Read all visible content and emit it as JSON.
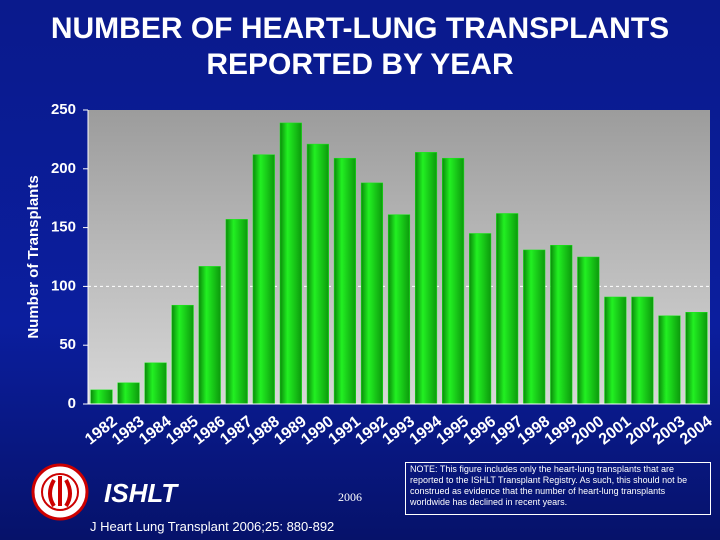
{
  "chart_data": {
    "type": "bar",
    "title": "NUMBER OF HEART-LUNG TRANSPLANTS REPORTED BY YEAR",
    "ylabel": "Number of Transplants",
    "categories": [
      "1982",
      "1983",
      "1984",
      "1985",
      "1986",
      "1987",
      "1988",
      "1989",
      "1990",
      "1991",
      "1992",
      "1993",
      "1994",
      "1995",
      "1996",
      "1997",
      "1998",
      "1999",
      "2000",
      "2001",
      "2002",
      "2003",
      "2004"
    ],
    "values": [
      12,
      18,
      35,
      84,
      117,
      157,
      212,
      239,
      221,
      209,
      188,
      161,
      214,
      209,
      145,
      162,
      131,
      135,
      125,
      91,
      91,
      75,
      78
    ],
    "color": "#18e818",
    "ylim": [
      0,
      250
    ],
    "yticks": [
      0,
      50,
      100,
      150,
      200,
      250
    ],
    "reference_line": 100
  },
  "footer": {
    "organization": "ISHLT",
    "year": "2006",
    "source": "J Heart Lung Transplant 2006;25: 880-892",
    "note": "NOTE: This figure includes only the heart-lung transplants that are reported to the ISHLT Transplant Registry.  As such, this should not be construed as evidence that the number of heart-lung transplants worldwide has declined in recent years."
  }
}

Exercise requirements - Look above for lines with the word "ISHLT" and copy them all.

Response below -
    "organization": "ISHLT",
    "note": "NOTE: This figure includes only the heart-lung transplants that are reported to the ISHLT Transplant Registry.  As such, this should not be construed as evidence that the number of heart-lung transplants worldwide has declined in recent years."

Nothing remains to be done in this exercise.